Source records
--- Start ---

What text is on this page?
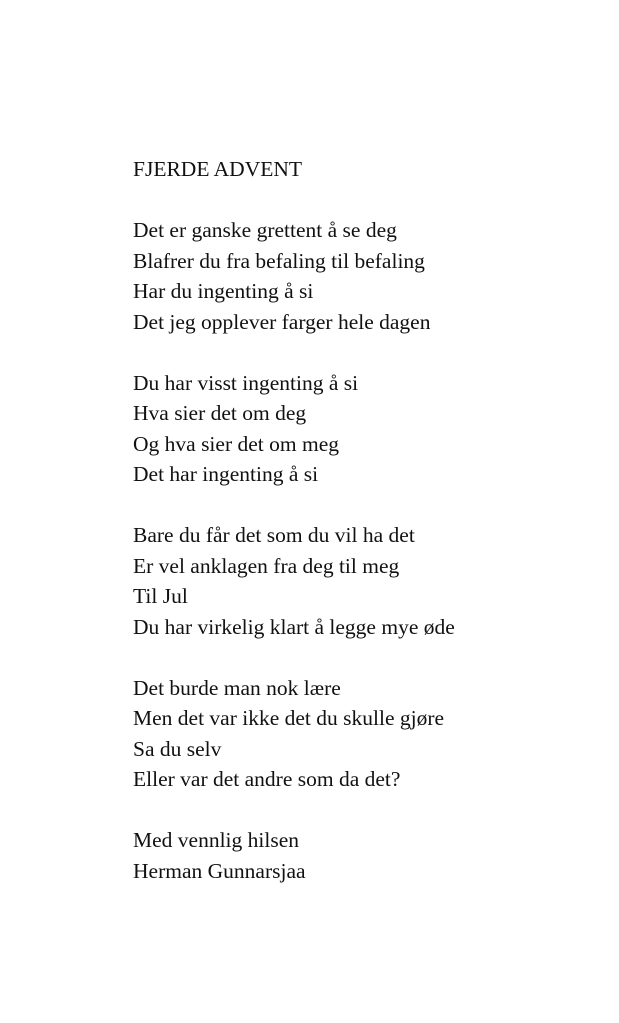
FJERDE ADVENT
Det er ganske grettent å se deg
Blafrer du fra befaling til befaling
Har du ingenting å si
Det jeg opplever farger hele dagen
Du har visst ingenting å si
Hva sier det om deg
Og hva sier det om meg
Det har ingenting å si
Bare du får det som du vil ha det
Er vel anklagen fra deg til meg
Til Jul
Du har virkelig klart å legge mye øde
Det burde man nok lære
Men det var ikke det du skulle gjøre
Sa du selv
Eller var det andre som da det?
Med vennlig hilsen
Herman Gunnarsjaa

--- End ---
--- Start ---

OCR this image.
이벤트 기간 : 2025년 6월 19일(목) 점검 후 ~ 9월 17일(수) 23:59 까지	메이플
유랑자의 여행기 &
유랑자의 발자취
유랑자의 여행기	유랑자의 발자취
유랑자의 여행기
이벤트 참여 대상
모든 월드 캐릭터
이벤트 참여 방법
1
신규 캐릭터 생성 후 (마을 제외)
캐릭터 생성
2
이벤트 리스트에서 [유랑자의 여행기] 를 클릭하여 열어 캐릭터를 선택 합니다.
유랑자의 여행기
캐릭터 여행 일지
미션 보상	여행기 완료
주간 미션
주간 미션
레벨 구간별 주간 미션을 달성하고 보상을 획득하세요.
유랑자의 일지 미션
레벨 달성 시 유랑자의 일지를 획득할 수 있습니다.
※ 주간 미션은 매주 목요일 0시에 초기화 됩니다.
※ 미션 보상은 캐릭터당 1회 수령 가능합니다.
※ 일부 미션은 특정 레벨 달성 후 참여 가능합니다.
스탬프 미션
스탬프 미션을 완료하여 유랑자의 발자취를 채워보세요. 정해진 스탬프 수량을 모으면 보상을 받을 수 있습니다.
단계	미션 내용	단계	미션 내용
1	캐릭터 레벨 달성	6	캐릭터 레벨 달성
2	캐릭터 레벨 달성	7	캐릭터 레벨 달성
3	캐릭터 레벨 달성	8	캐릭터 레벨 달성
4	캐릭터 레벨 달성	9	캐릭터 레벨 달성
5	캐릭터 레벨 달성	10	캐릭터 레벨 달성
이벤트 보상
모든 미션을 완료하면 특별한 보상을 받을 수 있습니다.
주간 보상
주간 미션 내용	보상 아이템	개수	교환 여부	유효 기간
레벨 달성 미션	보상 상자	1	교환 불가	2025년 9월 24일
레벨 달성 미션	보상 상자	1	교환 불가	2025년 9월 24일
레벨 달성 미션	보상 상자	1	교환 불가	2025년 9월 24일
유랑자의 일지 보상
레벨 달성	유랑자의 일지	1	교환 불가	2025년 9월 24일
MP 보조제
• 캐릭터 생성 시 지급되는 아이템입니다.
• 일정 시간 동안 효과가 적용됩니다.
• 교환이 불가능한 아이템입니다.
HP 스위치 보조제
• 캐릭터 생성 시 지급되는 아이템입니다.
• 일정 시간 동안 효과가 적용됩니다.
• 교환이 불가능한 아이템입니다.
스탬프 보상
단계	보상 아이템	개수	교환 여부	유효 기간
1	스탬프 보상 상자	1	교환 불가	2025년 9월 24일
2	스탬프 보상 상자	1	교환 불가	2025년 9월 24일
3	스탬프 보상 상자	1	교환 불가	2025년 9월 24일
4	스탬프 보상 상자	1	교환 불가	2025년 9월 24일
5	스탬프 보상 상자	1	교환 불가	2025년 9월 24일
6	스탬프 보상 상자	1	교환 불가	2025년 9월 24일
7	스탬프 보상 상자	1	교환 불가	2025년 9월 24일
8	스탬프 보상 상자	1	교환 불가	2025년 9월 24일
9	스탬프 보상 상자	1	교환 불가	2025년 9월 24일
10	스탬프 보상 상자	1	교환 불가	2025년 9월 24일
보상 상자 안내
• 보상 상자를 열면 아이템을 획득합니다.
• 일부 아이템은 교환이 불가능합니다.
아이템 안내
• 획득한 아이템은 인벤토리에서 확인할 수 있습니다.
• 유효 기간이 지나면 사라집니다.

--- End ---
--- Start ---

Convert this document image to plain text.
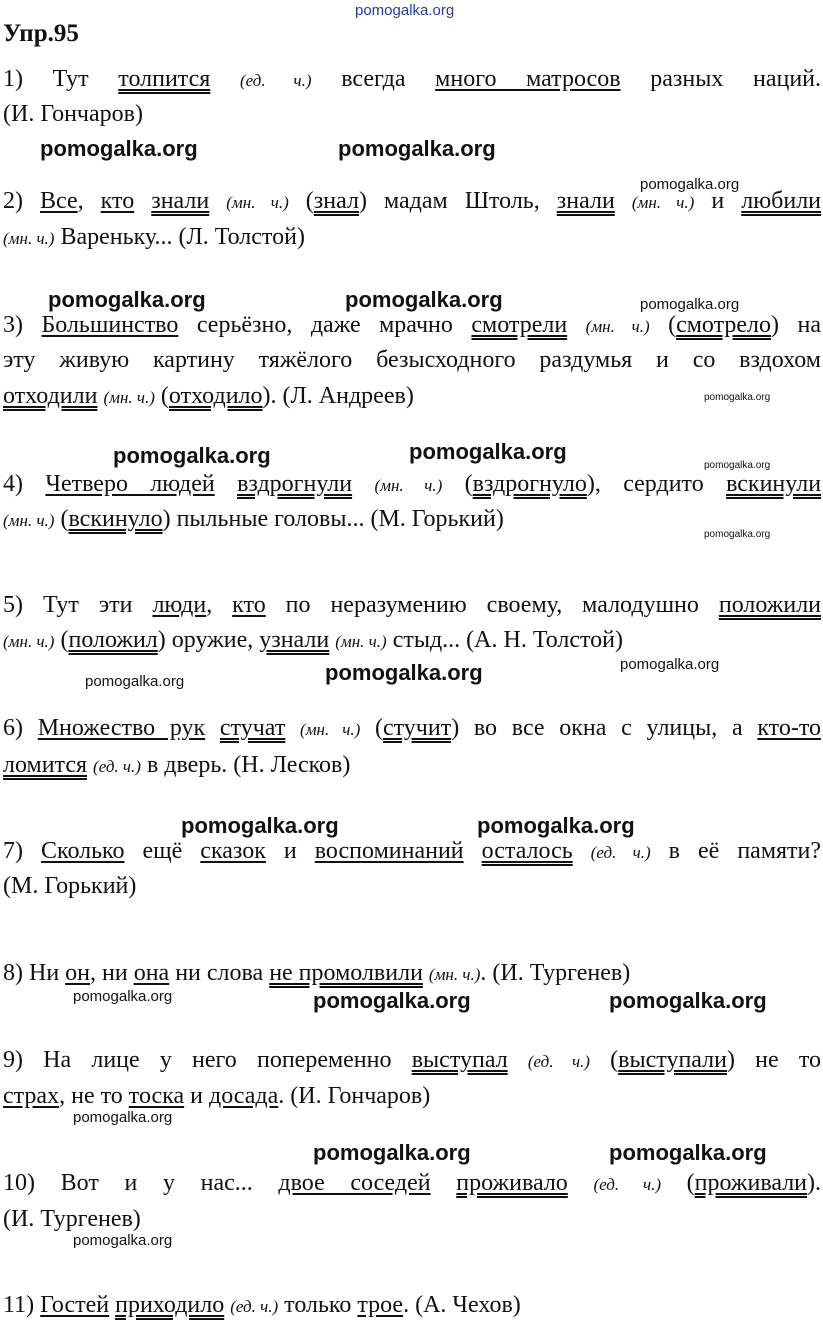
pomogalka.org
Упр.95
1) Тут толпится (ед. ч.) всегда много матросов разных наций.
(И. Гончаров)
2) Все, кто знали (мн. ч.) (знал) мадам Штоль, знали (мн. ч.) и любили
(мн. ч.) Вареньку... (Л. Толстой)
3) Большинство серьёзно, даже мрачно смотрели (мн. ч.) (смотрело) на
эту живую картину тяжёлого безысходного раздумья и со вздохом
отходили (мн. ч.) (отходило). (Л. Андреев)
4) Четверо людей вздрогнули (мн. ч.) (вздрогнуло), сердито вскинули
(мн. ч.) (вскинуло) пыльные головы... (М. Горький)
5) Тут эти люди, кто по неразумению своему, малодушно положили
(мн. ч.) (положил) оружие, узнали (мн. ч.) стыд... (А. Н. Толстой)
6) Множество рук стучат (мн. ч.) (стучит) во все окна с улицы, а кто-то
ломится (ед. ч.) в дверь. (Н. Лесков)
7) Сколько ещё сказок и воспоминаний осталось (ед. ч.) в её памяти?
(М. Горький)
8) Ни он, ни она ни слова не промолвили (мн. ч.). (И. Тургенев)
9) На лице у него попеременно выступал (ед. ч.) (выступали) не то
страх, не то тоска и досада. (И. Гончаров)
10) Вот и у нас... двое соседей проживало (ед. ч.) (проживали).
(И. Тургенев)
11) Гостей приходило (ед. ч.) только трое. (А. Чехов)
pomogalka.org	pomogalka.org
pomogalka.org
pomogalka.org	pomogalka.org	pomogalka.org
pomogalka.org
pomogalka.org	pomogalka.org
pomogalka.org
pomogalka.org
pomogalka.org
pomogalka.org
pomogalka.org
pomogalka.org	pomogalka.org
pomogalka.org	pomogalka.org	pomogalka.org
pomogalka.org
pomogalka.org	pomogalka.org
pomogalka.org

--- End ---

▸ **Given request**: Locate each line containing the string "Толстой" and show it.

▸ **Written answer**:
(мн. ч.) Вареньку... (Л. Толстой)
(мн. ч.) (положил) оружие, узнали (мн. ч.) стыд... (А. Н. Толстой)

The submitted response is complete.